▶ GIVEN PROBLEM
Pictures stay out of the copy; restate everything else in the material exactly.

▶ DATA TO USE
— START —

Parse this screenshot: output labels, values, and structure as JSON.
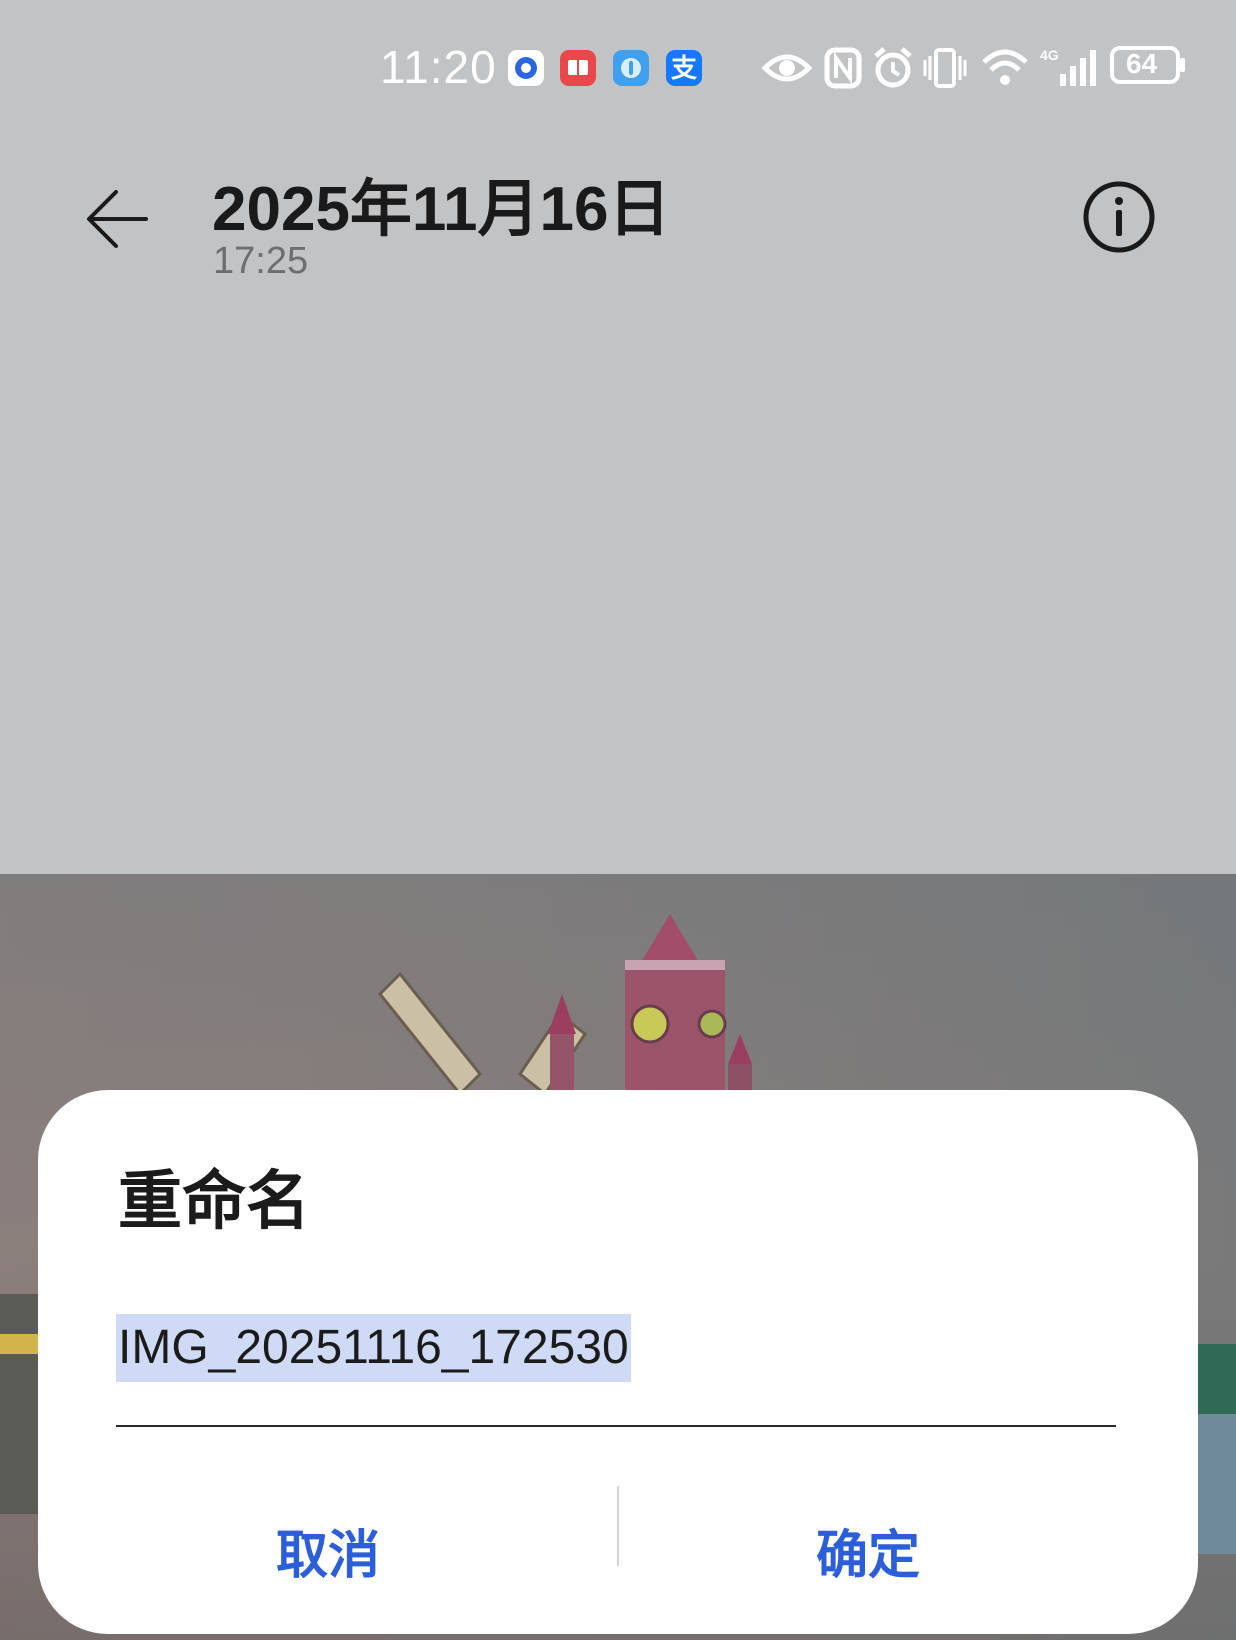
{
  "status_bar": {
    "time": "11:20",
    "battery": "64",
    "network": "4G",
    "notification_icons": [
      "location-app-icon",
      "reader-app-icon",
      "music-app-icon",
      "alipay-icon"
    ],
    "alipay_glyph": "支",
    "system_icons": [
      "eye-icon",
      "nfc-icon",
      "alarm-icon",
      "vibrate-icon",
      "wifi-icon",
      "cell-signal-icon",
      "battery-icon"
    ]
  },
  "header": {
    "title": "2025年11月16日",
    "subtitle": "17:25",
    "back_icon": "back-arrow-icon",
    "info_icon": "info-icon"
  },
  "dialog": {
    "title": "重命名",
    "filename": "IMG_20251116_172530",
    "cancel_label": "取消",
    "confirm_label": "确定",
    "accent_color": "#2b5ed8",
    "selection_color": "#cfdbf6"
  }
}
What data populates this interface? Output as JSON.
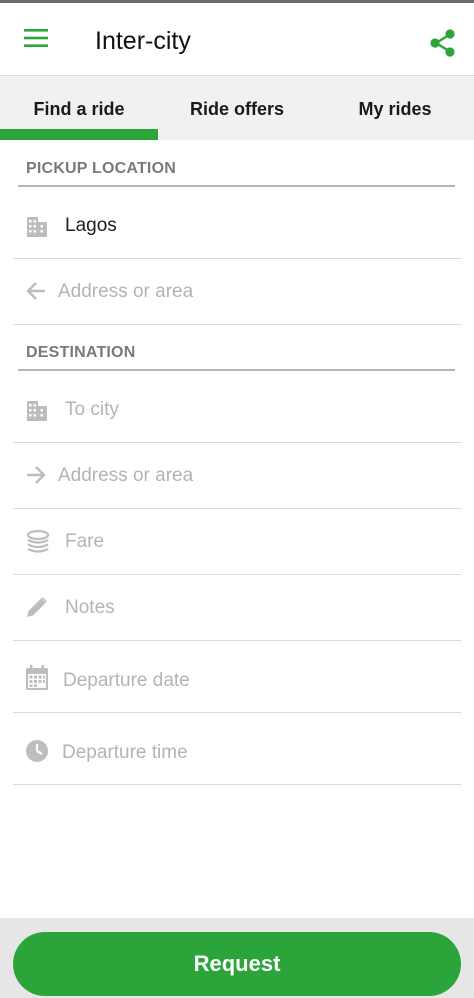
{
  "appbar": {
    "title": "Inter-city",
    "menu_icon": "hamburger-menu-icon",
    "share_icon": "share-icon"
  },
  "tabs": [
    {
      "label": "Find a ride",
      "active": true
    },
    {
      "label": "Ride offers",
      "active": false
    },
    {
      "label": "My rides",
      "active": false
    }
  ],
  "pickup": {
    "header": "PICKUP LOCATION",
    "city_value": "Lagos",
    "address_placeholder": "Address or area"
  },
  "destination": {
    "header": "DESTINATION",
    "city_placeholder": "To city",
    "address_placeholder": "Address or area"
  },
  "fields": {
    "fare_placeholder": "Fare",
    "notes_placeholder": "Notes",
    "date_placeholder": "Departure date",
    "time_placeholder": "Departure time"
  },
  "request_label": "Request",
  "colors": {
    "accent": "#2ba53a",
    "placeholder": "#b4b4b4",
    "icon": "#bdbdbd",
    "header": "#7a7a7a"
  }
}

— END —

▶ EXERCISE OUTPUT
Parse this screenshot: output labels, values, and structure as JSON.
{
  "status_bar": {
    "time": "11:20",
    "battery": "64",
    "network": "4G",
    "notification_icons": [
      "location-app-icon",
      "reader-app-icon",
      "music-app-icon",
      "alipay-icon"
    ],
    "alipay_glyph": "支",
    "system_icons": [
      "eye-icon",
      "nfc-icon",
      "alarm-icon",
      "vibrate-icon",
      "wifi-icon",
      "cell-signal-icon",
      "battery-icon"
    ]
  },
  "header": {
    "title": "2025年11月16日",
    "subtitle": "17:25",
    "back_icon": "back-arrow-icon",
    "info_icon": "info-icon"
  },
  "dialog": {
    "title": "重命名",
    "filename": "IMG_20251116_172530",
    "cancel_label": "取消",
    "confirm_label": "确定",
    "accent_color": "#2b5ed8",
    "selection_color": "#cfdbf6"
  }
}
What data populates this interface? Output as JSON.
{
  "appbar": {
    "title": "Inter-city",
    "menu_icon": "hamburger-menu-icon",
    "share_icon": "share-icon"
  },
  "tabs": [
    {
      "label": "Find a ride",
      "active": true
    },
    {
      "label": "Ride offers",
      "active": false
    },
    {
      "label": "My rides",
      "active": false
    }
  ],
  "pickup": {
    "header": "PICKUP LOCATION",
    "city_value": "Lagos",
    "address_placeholder": "Address or area"
  },
  "destination": {
    "header": "DESTINATION",
    "city_placeholder": "To city",
    "address_placeholder": "Address or area"
  },
  "fields": {
    "fare_placeholder": "Fare",
    "notes_placeholder": "Notes",
    "date_placeholder": "Departure date",
    "time_placeholder": "Departure time"
  },
  "request_label": "Request",
  "colors": {
    "accent": "#2ba53a",
    "placeholder": "#b4b4b4",
    "icon": "#bdbdbd",
    "header": "#7a7a7a"
  }
}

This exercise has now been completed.